====== ENTRIES

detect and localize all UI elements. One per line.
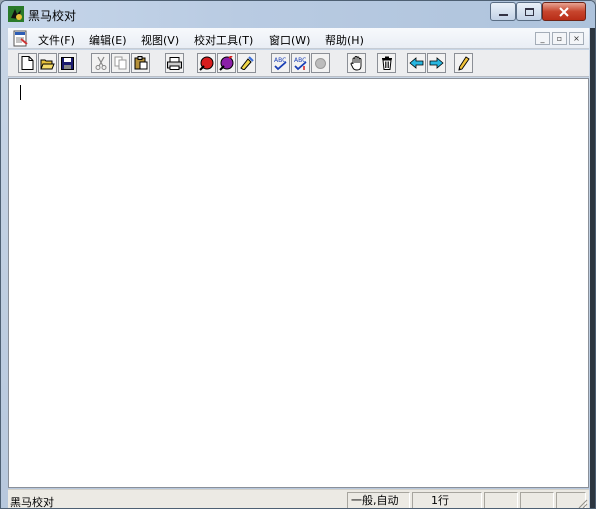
menu-window[interactable]: 窗口(W) <box>269 32 310 48</box>
hand-icon <box>350 55 361 70</box>
open-icon <box>40 59 55 69</box>
highlighter-icon <box>240 56 254 70</box>
open-button[interactable] <box>38 53 57 73</box>
title-bar[interactable]: 黑马校对 <box>1 1 595 28</box>
new-button[interactable] <box>18 53 37 73</box>
maximize-icon <box>524 7 534 16</box>
child-restore-button[interactable]: ▫ <box>552 32 567 45</box>
arrow-left-button[interactable] <box>407 53 426 73</box>
menu-help[interactable]: 帮助(H) <box>325 32 364 48</box>
paste-icon <box>134 56 147 70</box>
window-edge <box>590 28 595 508</box>
record-button[interactable] <box>311 53 330 73</box>
proofread-red-icon <box>199 56 214 71</box>
delete-button[interactable] <box>377 53 396 73</box>
spellcheck-button[interactable]: ABC <box>271 53 290 73</box>
menu-file[interactable]: 文件(F) <box>38 32 75 48</box>
child-minimize-button[interactable]: _ <box>535 32 550 45</box>
app-icon <box>8 6 24 22</box>
toolbar: ABC ABC <box>8 50 589 77</box>
print-button[interactable] <box>165 53 184 73</box>
proofread-red-button[interactable] <box>197 53 216 73</box>
child-close-button[interactable]: × <box>569 32 584 45</box>
hand-button[interactable] <box>347 53 366 73</box>
menu-proofread-tools[interactable]: 校对工具(T) <box>194 32 253 48</box>
paste-button[interactable] <box>131 53 150 73</box>
maximize-button[interactable] <box>516 2 542 21</box>
record-icon <box>315 57 326 69</box>
menu-edit[interactable]: 编辑(E) <box>89 32 127 48</box>
app-window: 黑马校对 文件(F) 编辑(E) 视图(V) 校对工具(T) 窗口(W) 帮助(… <box>0 0 596 509</box>
status-mode: 一般,自动 <box>347 492 410 508</box>
status-line: 1行 <box>412 492 482 508</box>
window-title: 黑马校对 <box>28 9 77 23</box>
pencil-icon <box>457 55 470 71</box>
delete-icon <box>381 56 392 70</box>
menu-bar: 文件(F) 编辑(E) 视图(V) 校对工具(T) 窗口(W) 帮助(H) _ … <box>8 28 589 49</box>
arrow-left-icon <box>409 57 424 69</box>
cut-button[interactable] <box>91 53 110 73</box>
copy-icon <box>114 56 126 70</box>
status-cell-empty-2 <box>520 492 554 508</box>
save-button[interactable] <box>58 53 77 73</box>
proofread-purple-icon <box>219 55 234 71</box>
save-icon <box>61 56 74 70</box>
close-button[interactable] <box>542 2 586 21</box>
proofread-purple-button[interactable] <box>217 53 236 73</box>
print-icon <box>167 56 182 70</box>
text-caret <box>20 85 21 100</box>
resize-grip-icon[interactable] <box>576 497 588 509</box>
minimize-button[interactable] <box>490 2 516 21</box>
status-bar: 黑马校对 一般,自动 1行 <box>8 489 589 509</box>
copy-button[interactable] <box>111 53 130 73</box>
status-cell-empty-1 <box>484 492 518 508</box>
spellcheck-next-button[interactable]: ABC <box>291 53 310 73</box>
document-icon[interactable] <box>12 30 29 47</box>
arrow-right-button[interactable] <box>427 53 446 73</box>
highlighter-button[interactable] <box>237 53 256 73</box>
pencil-button[interactable] <box>454 53 473 73</box>
cut-icon <box>95 56 106 70</box>
spellcheck-next-icon: ABC <box>294 57 307 70</box>
close-icon <box>559 6 569 17</box>
minimize-icon <box>498 13 508 16</box>
document-editor[interactable] <box>8 78 589 488</box>
new-icon <box>21 56 34 70</box>
spellcheck-icon: ABC <box>274 57 287 70</box>
arrow-right-icon <box>429 57 444 69</box>
menu-view[interactable]: 视图(V) <box>141 32 179 48</box>
status-app-name: 黑马校对 <box>10 496 54 509</box>
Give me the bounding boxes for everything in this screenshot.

============

* _WHAT YOU HAVE TO DO_: Pull out each line of the records that contains the string "cell".

* _RESPONSE BELOW_:
status-cell-empty-2 <box>520 492 554 508</box>
status-cell-empty-1 <box>484 492 518 508</box>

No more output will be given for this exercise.